Your objective
Below are records to repeat exactly. Omit the pictures from the copy.

Recorded data
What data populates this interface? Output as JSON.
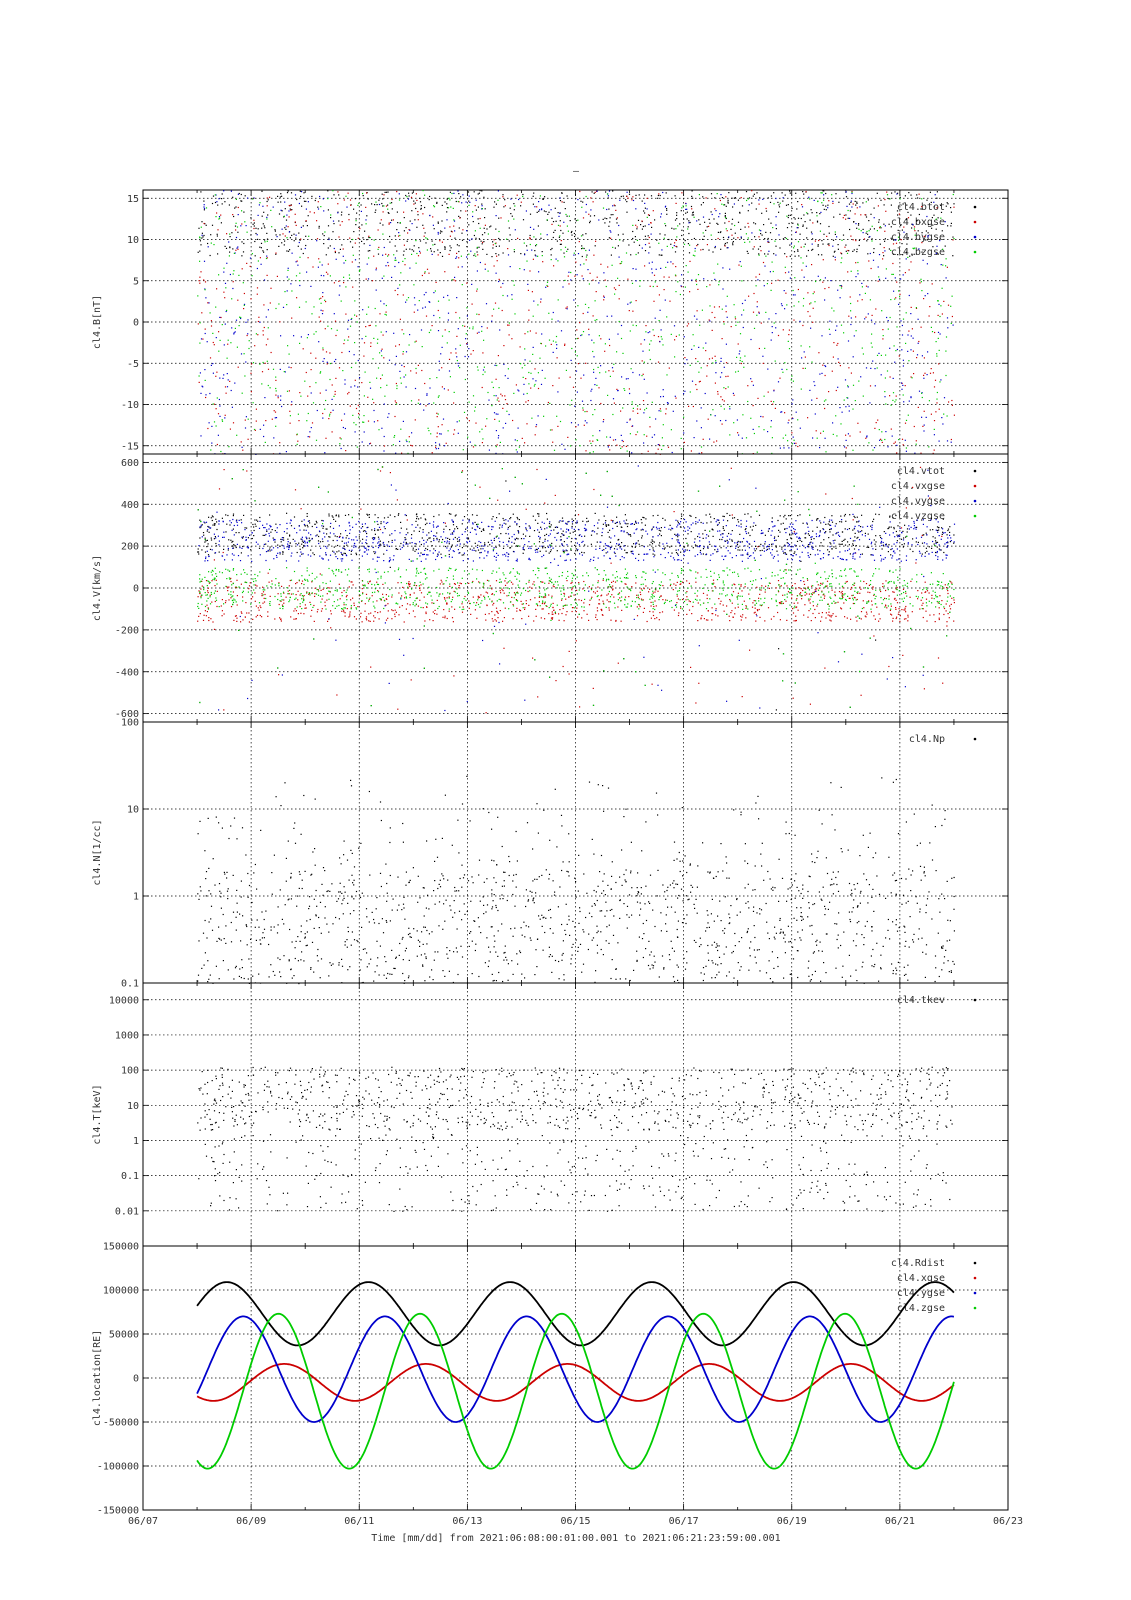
{
  "figure": {
    "top_mark": "–",
    "xlabel": "Time [mm/dd]  from 2021:06:08:00:01:00.001  to  2021:06:21:23:59:00.001",
    "x_ticks": [
      "06/07",
      "06/09",
      "06/11",
      "06/13",
      "06/15",
      "06/17",
      "06/19",
      "06/21",
      "06/23"
    ],
    "colors": {
      "black": "#000000",
      "red": "#cc0000",
      "blue": "#0000cc",
      "green": "#00cc00"
    }
  },
  "chart_data": [
    {
      "type": "scatter",
      "ylabel": "cl4.B[nT]",
      "ylim": [
        -16,
        16
      ],
      "yscale": "linear",
      "y_ticks": [
        "-15",
        "-10",
        "-5",
        "0",
        "5",
        "10",
        "15"
      ],
      "legend_position": "top-right",
      "series": [
        {
          "name": "cl4.btot",
          "color": "#000000"
        },
        {
          "name": "cl4.bxgse",
          "color": "#cc0000"
        },
        {
          "name": "cl4.bygse",
          "color": "#0000cc"
        },
        {
          "name": "cl4.bzgse",
          "color": "#00cc00"
        }
      ],
      "x_range_days": [
        "06/08",
        "06/22"
      ]
    },
    {
      "type": "scatter",
      "ylabel": "cl4.V[km/s]",
      "ylim": [
        -640,
        640
      ],
      "yscale": "linear",
      "y_ticks": [
        "-600",
        "-400",
        "-200",
        "0",
        "200",
        "400",
        "600"
      ],
      "legend_position": "top-right",
      "series": [
        {
          "name": "cl4.vtot",
          "color": "#000000"
        },
        {
          "name": "cl4.vxgse",
          "color": "#cc0000"
        },
        {
          "name": "cl4.vygse",
          "color": "#0000cc"
        },
        {
          "name": "cl4.vzgse",
          "color": "#00cc00"
        }
      ]
    },
    {
      "type": "scatter",
      "ylabel": "cl4.N[1/cc]",
      "ylim": [
        0.1,
        100
      ],
      "yscale": "log",
      "y_ticks": [
        "0.1",
        "1",
        "10",
        "100"
      ],
      "legend_position": "top-right",
      "series": [
        {
          "name": "cl4.Np",
          "color": "#000000"
        }
      ]
    },
    {
      "type": "scatter",
      "ylabel": "cl4.T[keV]",
      "ylim": [
        0.001,
        30000
      ],
      "yscale": "log",
      "y_ticks": [
        "0.01",
        "0.1",
        "1",
        "10",
        "100",
        "1000",
        "10000"
      ],
      "legend_position": "top-right",
      "series": [
        {
          "name": "cl4.tkev",
          "color": "#000000"
        }
      ]
    },
    {
      "type": "line",
      "ylabel": "cl4.location[RE]",
      "ylim": [
        -150000,
        150000
      ],
      "yscale": "linear",
      "y_ticks": [
        "-150000",
        "-100000",
        "-50000",
        "0",
        "50000",
        "100000",
        "150000"
      ],
      "legend_position": "top-right",
      "series": [
        {
          "name": "cl4.Rdist",
          "color": "#000000"
        },
        {
          "name": "cl4.xgse",
          "color": "#cc0000"
        },
        {
          "name": "cl4.ygse",
          "color": "#0000cc"
        },
        {
          "name": "cl4.zgse",
          "color": "#00cc00"
        }
      ]
    }
  ]
}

Reply
What data populates this interface? Output as JSON.
{
  "figure": {
    "top_mark": "–",
    "xlabel": "Time [mm/dd]  from 2021:06:08:00:01:00.001  to  2021:06:21:23:59:00.001",
    "x_ticks": [
      "06/07",
      "06/09",
      "06/11",
      "06/13",
      "06/15",
      "06/17",
      "06/19",
      "06/21",
      "06/23"
    ],
    "colors": {
      "black": "#000000",
      "red": "#cc0000",
      "blue": "#0000cc",
      "green": "#00cc00"
    }
  },
  "chart_data": [
    {
      "type": "scatter",
      "ylabel": "cl4.B[nT]",
      "ylim": [
        -16,
        16
      ],
      "yscale": "linear",
      "y_ticks": [
        "-15",
        "-10",
        "-5",
        "0",
        "5",
        "10",
        "15"
      ],
      "legend_position": "top-right",
      "series": [
        {
          "name": "cl4.btot",
          "color": "#000000"
        },
        {
          "name": "cl4.bxgse",
          "color": "#cc0000"
        },
        {
          "name": "cl4.bygse",
          "color": "#0000cc"
        },
        {
          "name": "cl4.bzgse",
          "color": "#00cc00"
        }
      ],
      "x_range_days": [
        "06/08",
        "06/22"
      ]
    },
    {
      "type": "scatter",
      "ylabel": "cl4.V[km/s]",
      "ylim": [
        -640,
        640
      ],
      "yscale": "linear",
      "y_ticks": [
        "-600",
        "-400",
        "-200",
        "0",
        "200",
        "400",
        "600"
      ],
      "legend_position": "top-right",
      "series": [
        {
          "name": "cl4.vtot",
          "color": "#000000"
        },
        {
          "name": "cl4.vxgse",
          "color": "#cc0000"
        },
        {
          "name": "cl4.vygse",
          "color": "#0000cc"
        },
        {
          "name": "cl4.vzgse",
          "color": "#00cc00"
        }
      ]
    },
    {
      "type": "scatter",
      "ylabel": "cl4.N[1/cc]",
      "ylim": [
        0.1,
        100
      ],
      "yscale": "log",
      "y_ticks": [
        "0.1",
        "1",
        "10",
        "100"
      ],
      "legend_position": "top-right",
      "series": [
        {
          "name": "cl4.Np",
          "color": "#000000"
        }
      ]
    },
    {
      "type": "scatter",
      "ylabel": "cl4.T[keV]",
      "ylim": [
        0.001,
        30000
      ],
      "yscale": "log",
      "y_ticks": [
        "0.01",
        "0.1",
        "1",
        "10",
        "100",
        "1000",
        "10000"
      ],
      "legend_position": "top-right",
      "series": [
        {
          "name": "cl4.tkev",
          "color": "#000000"
        }
      ]
    },
    {
      "type": "line",
      "ylabel": "cl4.location[RE]",
      "ylim": [
        -150000,
        150000
      ],
      "yscale": "linear",
      "y_ticks": [
        "-150000",
        "-100000",
        "-50000",
        "0",
        "50000",
        "100000",
        "150000"
      ],
      "legend_position": "top-right",
      "series": [
        {
          "name": "cl4.Rdist",
          "color": "#000000"
        },
        {
          "name": "cl4.xgse",
          "color": "#cc0000"
        },
        {
          "name": "cl4.ygse",
          "color": "#0000cc"
        },
        {
          "name": "cl4.zgse",
          "color": "#00cc00"
        }
      ]
    }
  ]
}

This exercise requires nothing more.